**EXERCISE REQUIREMENTS**
Give back the full material, exactly as it reads.

┄┄┄┄┄┄

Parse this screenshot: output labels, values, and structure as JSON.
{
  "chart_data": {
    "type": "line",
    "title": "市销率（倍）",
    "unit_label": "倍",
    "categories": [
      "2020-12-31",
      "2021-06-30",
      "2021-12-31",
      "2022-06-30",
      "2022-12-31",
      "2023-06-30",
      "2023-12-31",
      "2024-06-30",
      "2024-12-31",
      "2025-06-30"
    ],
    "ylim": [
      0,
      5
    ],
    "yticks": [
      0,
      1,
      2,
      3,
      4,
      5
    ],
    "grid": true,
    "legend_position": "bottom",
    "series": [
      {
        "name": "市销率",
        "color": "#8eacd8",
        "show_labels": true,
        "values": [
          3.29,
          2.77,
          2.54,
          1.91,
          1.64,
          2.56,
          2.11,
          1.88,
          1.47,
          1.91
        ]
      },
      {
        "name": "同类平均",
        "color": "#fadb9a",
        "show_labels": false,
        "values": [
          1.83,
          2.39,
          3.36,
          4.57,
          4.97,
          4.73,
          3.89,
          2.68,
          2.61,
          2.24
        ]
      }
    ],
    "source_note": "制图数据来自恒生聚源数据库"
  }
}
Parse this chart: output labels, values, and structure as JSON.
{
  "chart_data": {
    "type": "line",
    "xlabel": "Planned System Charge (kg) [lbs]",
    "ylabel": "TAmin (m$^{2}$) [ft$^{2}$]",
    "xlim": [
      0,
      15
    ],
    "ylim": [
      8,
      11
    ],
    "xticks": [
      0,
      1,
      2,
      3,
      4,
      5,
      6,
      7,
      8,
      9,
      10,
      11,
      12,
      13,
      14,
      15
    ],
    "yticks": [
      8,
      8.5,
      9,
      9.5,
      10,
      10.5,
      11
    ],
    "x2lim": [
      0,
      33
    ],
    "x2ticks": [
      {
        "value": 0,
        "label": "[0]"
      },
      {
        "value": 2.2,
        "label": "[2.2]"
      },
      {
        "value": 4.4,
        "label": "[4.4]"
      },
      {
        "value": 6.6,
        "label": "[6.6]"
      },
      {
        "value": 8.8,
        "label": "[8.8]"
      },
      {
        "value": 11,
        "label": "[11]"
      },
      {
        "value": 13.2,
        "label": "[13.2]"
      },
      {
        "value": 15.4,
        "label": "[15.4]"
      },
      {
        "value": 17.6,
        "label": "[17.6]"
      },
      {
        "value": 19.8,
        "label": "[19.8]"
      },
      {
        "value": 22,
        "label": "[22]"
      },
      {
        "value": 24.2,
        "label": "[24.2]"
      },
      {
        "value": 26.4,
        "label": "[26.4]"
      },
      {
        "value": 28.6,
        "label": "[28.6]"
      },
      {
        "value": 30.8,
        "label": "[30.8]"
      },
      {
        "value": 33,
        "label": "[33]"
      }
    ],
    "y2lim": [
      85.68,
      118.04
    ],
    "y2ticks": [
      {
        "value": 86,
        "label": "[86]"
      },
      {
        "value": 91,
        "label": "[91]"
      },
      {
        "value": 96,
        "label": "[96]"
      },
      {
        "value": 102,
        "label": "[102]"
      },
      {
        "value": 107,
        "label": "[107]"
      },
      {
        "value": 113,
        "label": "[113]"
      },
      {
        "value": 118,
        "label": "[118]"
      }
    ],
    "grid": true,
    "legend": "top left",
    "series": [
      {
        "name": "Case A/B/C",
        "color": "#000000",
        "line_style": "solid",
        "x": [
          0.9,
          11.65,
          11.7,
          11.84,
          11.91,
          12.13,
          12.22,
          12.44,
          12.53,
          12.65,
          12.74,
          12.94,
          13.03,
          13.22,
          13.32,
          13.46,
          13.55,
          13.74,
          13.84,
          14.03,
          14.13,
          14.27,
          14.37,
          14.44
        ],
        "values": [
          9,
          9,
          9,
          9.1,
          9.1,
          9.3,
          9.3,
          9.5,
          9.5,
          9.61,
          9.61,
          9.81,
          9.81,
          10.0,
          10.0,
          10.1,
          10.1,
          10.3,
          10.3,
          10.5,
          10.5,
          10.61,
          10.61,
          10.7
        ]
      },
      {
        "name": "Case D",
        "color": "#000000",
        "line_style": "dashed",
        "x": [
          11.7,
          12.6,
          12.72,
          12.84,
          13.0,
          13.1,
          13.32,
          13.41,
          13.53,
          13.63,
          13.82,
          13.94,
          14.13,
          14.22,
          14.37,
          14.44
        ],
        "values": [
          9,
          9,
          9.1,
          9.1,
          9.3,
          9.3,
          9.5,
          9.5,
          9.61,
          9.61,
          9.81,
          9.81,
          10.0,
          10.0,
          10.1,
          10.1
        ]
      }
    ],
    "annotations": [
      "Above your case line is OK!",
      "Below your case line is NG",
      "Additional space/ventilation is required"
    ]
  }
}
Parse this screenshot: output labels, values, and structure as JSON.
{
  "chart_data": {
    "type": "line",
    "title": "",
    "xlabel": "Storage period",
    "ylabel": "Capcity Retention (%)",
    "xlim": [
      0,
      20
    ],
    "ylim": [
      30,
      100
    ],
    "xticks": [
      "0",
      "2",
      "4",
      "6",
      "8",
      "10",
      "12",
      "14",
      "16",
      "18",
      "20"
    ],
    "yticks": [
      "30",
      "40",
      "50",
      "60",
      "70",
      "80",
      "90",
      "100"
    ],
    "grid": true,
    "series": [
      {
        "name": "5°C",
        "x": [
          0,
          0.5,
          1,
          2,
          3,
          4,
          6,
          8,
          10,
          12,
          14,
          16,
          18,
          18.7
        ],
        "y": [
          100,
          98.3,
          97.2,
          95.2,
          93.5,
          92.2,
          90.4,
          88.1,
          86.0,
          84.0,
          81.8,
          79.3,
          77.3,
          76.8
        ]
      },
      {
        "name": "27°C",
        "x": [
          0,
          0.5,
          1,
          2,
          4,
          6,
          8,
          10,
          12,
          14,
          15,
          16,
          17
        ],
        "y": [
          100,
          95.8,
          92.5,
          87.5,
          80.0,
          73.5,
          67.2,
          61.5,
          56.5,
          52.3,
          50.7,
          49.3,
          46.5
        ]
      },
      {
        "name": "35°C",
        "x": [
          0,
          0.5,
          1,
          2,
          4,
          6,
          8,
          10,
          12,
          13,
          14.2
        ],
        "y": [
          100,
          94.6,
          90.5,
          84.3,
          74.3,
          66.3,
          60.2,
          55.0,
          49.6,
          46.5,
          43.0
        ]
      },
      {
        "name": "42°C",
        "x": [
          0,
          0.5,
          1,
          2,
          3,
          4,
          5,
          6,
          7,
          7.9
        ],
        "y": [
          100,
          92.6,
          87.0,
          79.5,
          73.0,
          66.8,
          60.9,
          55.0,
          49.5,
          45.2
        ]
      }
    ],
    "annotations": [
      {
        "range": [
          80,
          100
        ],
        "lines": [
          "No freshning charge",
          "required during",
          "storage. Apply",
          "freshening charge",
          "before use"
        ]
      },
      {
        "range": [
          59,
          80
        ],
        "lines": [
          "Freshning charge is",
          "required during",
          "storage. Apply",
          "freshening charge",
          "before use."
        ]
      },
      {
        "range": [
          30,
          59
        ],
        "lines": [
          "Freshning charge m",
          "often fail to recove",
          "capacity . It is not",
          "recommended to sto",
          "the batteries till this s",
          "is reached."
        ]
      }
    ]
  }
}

┄┄┄┄┄┄

**EXERCISE SOLUTION**
Parse this screenshot: output labels, values, and structure as JSON.
{
  "chart_data": {
    "type": "line",
    "title": "市销率（倍）",
    "unit_label": "倍",
    "categories": [
      "2020-12-31",
      "2021-06-30",
      "2021-12-31",
      "2022-06-30",
      "2022-12-31",
      "2023-06-30",
      "2023-12-31",
      "2024-06-30",
      "2024-12-31",
      "2025-06-30"
    ],
    "ylim": [
      0,
      5
    ],
    "yticks": [
      0,
      1,
      2,
      3,
      4,
      5
    ],
    "grid": true,
    "legend_position": "bottom",
    "series": [
      {
        "name": "市销率",
        "color": "#8eacd8",
        "show_labels": true,
        "values": [
          3.29,
          2.77,
          2.54,
          1.91,
          1.64,
          2.56,
          2.11,
          1.88,
          1.47,
          1.91
        ]
      },
      {
        "name": "同类平均",
        "color": "#fadb9a",
        "show_labels": false,
        "values": [
          1.83,
          2.39,
          3.36,
          4.57,
          4.97,
          4.73,
          3.89,
          2.68,
          2.61,
          2.24
        ]
      }
    ],
    "source_note": "制图数据来自恒生聚源数据库"
  }
}
Parse this chart: output labels, values, and structure as JSON.
{
  "chart_data": {
    "type": "line",
    "xlabel": "Planned System Charge (kg) [lbs]",
    "ylabel": "TAmin (m$^{2}$) [ft$^{2}$]",
    "xlim": [
      0,
      15
    ],
    "ylim": [
      8,
      11
    ],
    "xticks": [
      0,
      1,
      2,
      3,
      4,
      5,
      6,
      7,
      8,
      9,
      10,
      11,
      12,
      13,
      14,
      15
    ],
    "yticks": [
      8,
      8.5,
      9,
      9.5,
      10,
      10.5,
      11
    ],
    "x2lim": [
      0,
      33
    ],
    "x2ticks": [
      {
        "value": 0,
        "label": "[0]"
      },
      {
        "value": 2.2,
        "label": "[2.2]"
      },
      {
        "value": 4.4,
        "label": "[4.4]"
      },
      {
        "value": 6.6,
        "label": "[6.6]"
      },
      {
        "value": 8.8,
        "label": "[8.8]"
      },
      {
        "value": 11,
        "label": "[11]"
      },
      {
        "value": 13.2,
        "label": "[13.2]"
      },
      {
        "value": 15.4,
        "label": "[15.4]"
      },
      {
        "value": 17.6,
        "label": "[17.6]"
      },
      {
        "value": 19.8,
        "label": "[19.8]"
      },
      {
        "value": 22,
        "label": "[22]"
      },
      {
        "value": 24.2,
        "label": "[24.2]"
      },
      {
        "value": 26.4,
        "label": "[26.4]"
      },
      {
        "value": 28.6,
        "label": "[28.6]"
      },
      {
        "value": 30.8,
        "label": "[30.8]"
      },
      {
        "value": 33,
        "label": "[33]"
      }
    ],
    "y2lim": [
      85.68,
      118.04
    ],
    "y2ticks": [
      {
        "value": 86,
        "label": "[86]"
      },
      {
        "value": 91,
        "label": "[91]"
      },
      {
        "value": 96,
        "label": "[96]"
      },
      {
        "value": 102,
        "label": "[102]"
      },
      {
        "value": 107,
        "label": "[107]"
      },
      {
        "value": 113,
        "label": "[113]"
      },
      {
        "value": 118,
        "label": "[118]"
      }
    ],
    "grid": true,
    "legend": "top left",
    "series": [
      {
        "name": "Case A/B/C",
        "color": "#000000",
        "line_style": "solid",
        "x": [
          0.9,
          11.65,
          11.7,
          11.84,
          11.91,
          12.13,
          12.22,
          12.44,
          12.53,
          12.65,
          12.74,
          12.94,
          13.03,
          13.22,
          13.32,
          13.46,
          13.55,
          13.74,
          13.84,
          14.03,
          14.13,
          14.27,
          14.37,
          14.44
        ],
        "values": [
          9,
          9,
          9,
          9.1,
          9.1,
          9.3,
          9.3,
          9.5,
          9.5,
          9.61,
          9.61,
          9.81,
          9.81,
          10.0,
          10.0,
          10.1,
          10.1,
          10.3,
          10.3,
          10.5,
          10.5,
          10.61,
          10.61,
          10.7
        ]
      },
      {
        "name": "Case D",
        "color": "#000000",
        "line_style": "dashed",
        "x": [
          11.7,
          12.6,
          12.72,
          12.84,
          13.0,
          13.1,
          13.32,
          13.41,
          13.53,
          13.63,
          13.82,
          13.94,
          14.13,
          14.22,
          14.37,
          14.44
        ],
        "values": [
          9,
          9,
          9.1,
          9.1,
          9.3,
          9.3,
          9.5,
          9.5,
          9.61,
          9.61,
          9.81,
          9.81,
          10.0,
          10.0,
          10.1,
          10.1
        ]
      }
    ],
    "annotations": [
      "Above your case line is OK!",
      "Below your case line is NG",
      "Additional space/ventilation is required"
    ]
  }
}
Parse this screenshot: output labels, values, and structure as JSON.
{
  "chart_data": {
    "type": "line",
    "title": "",
    "xlabel": "Storage period",
    "ylabel": "Capcity Retention (%)",
    "xlim": [
      0,
      20
    ],
    "ylim": [
      30,
      100
    ],
    "xticks": [
      "0",
      "2",
      "4",
      "6",
      "8",
      "10",
      "12",
      "14",
      "16",
      "18",
      "20"
    ],
    "yticks": [
      "30",
      "40",
      "50",
      "60",
      "70",
      "80",
      "90",
      "100"
    ],
    "grid": true,
    "series": [
      {
        "name": "5°C",
        "x": [
          0,
          0.5,
          1,
          2,
          3,
          4,
          6,
          8,
          10,
          12,
          14,
          16,
          18,
          18.7
        ],
        "y": [
          100,
          98.3,
          97.2,
          95.2,
          93.5,
          92.2,
          90.4,
          88.1,
          86.0,
          84.0,
          81.8,
          79.3,
          77.3,
          76.8
        ]
      },
      {
        "name": "27°C",
        "x": [
          0,
          0.5,
          1,
          2,
          4,
          6,
          8,
          10,
          12,
          14,
          15,
          16,
          17
        ],
        "y": [
          100,
          95.8,
          92.5,
          87.5,
          80.0,
          73.5,
          67.2,
          61.5,
          56.5,
          52.3,
          50.7,
          49.3,
          46.5
        ]
      },
      {
        "name": "35°C",
        "x": [
          0,
          0.5,
          1,
          2,
          4,
          6,
          8,
          10,
          12,
          13,
          14.2
        ],
        "y": [
          100,
          94.6,
          90.5,
          84.3,
          74.3,
          66.3,
          60.2,
          55.0,
          49.6,
          46.5,
          43.0
        ]
      },
      {
        "name": "42°C",
        "x": [
          0,
          0.5,
          1,
          2,
          3,
          4,
          5,
          6,
          7,
          7.9
        ],
        "y": [
          100,
          92.6,
          87.0,
          79.5,
          73.0,
          66.8,
          60.9,
          55.0,
          49.5,
          45.2
        ]
      }
    ],
    "annotations": [
      {
        "range": [
          80,
          100
        ],
        "lines": [
          "No freshning charge",
          "required during",
          "storage. Apply",
          "freshening charge",
          "before use"
        ]
      },
      {
        "range": [
          59,
          80
        ],
        "lines": [
          "Freshning charge is",
          "required during",
          "storage. Apply",
          "freshening charge",
          "before use."
        ]
      },
      {
        "range": [
          30,
          59
        ],
        "lines": [
          "Freshning charge m",
          "often fail to recove",
          "capacity . It is not",
          "recommended to sto",
          "the batteries till this s",
          "is reached."
        ]
      }
    ]
  }
}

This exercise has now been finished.